Problem to solve ▸
Copy each line of the data below with the word "così".

Start Records

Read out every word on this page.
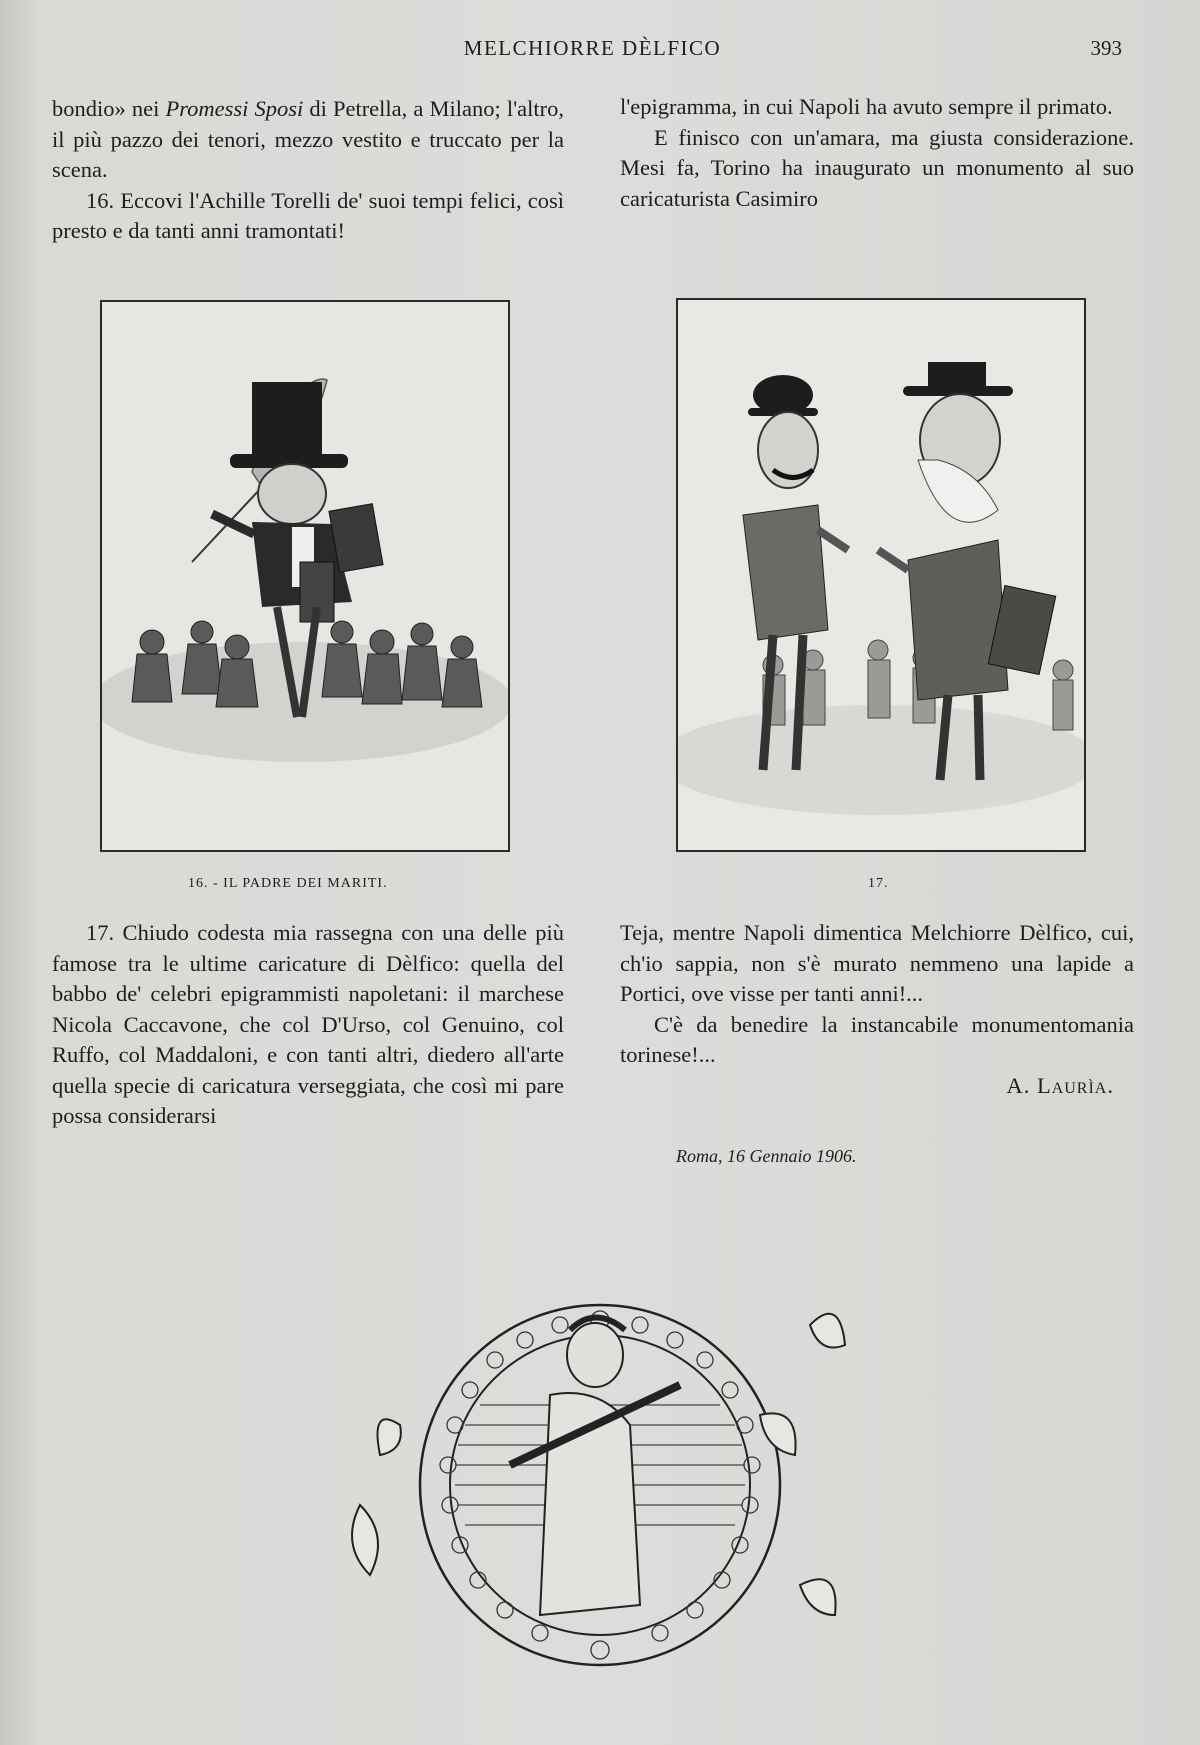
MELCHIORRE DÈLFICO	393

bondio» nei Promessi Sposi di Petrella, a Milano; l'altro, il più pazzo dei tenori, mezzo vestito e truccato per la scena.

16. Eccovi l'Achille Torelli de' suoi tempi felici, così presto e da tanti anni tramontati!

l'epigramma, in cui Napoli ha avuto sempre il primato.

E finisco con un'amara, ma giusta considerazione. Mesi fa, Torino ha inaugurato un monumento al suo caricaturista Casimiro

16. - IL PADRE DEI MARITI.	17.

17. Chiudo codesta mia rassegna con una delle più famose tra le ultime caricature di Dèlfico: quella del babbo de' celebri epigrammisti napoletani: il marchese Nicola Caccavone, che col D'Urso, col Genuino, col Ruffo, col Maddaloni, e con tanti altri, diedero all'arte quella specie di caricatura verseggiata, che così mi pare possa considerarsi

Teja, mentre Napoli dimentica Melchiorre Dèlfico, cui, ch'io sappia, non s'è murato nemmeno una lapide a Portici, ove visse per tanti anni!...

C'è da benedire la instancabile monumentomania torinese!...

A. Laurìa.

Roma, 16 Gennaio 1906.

End Records

Reply ▸
16. Eccovi l'Achille Torelli de' suoi tempi felici, così presto e da tanti anni tramontati!
17. Chiudo codesta mia rassegna con una delle più famose tra le ultime caricature di Dèlfico: quella del babbo de' celebri epigrammisti napoletani: il marchese Nicola Caccavone, che col D'Urso, col Genuino, col Ruffo, col Maddaloni, e con tanti altri, diedero all'arte quella specie di caricatura verseggiata, che così mi pare possa considerarsi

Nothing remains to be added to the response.